• _Exercise requirements_:
Check every line of the material below for the string "Simulation", and return the ones that have it.

====

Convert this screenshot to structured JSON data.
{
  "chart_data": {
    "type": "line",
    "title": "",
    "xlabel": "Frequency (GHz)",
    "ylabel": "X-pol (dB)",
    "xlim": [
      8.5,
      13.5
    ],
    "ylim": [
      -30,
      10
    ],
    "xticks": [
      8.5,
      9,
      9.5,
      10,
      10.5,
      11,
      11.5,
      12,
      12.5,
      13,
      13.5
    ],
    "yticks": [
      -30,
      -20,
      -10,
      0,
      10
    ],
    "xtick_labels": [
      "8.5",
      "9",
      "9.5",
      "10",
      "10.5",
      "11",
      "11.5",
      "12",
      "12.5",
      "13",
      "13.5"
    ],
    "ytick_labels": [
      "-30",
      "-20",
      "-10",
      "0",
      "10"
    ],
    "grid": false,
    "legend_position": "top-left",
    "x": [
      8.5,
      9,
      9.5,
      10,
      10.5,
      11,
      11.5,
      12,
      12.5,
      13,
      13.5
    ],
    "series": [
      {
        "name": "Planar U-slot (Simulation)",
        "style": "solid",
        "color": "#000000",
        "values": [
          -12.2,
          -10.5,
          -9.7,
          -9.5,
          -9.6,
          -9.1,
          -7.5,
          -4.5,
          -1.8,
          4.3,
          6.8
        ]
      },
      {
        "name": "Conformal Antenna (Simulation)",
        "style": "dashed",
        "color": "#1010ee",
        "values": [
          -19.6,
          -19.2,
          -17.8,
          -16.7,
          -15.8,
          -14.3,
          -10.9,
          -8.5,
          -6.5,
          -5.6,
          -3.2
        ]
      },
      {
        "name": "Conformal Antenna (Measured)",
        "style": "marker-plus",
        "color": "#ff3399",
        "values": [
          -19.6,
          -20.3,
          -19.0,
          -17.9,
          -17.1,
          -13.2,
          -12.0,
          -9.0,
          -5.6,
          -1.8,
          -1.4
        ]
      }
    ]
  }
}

====

• _Complete answer_:
        "name": "Planar U-slot (Simulation)",
        "name": "Conformal Antenna (Simulation)",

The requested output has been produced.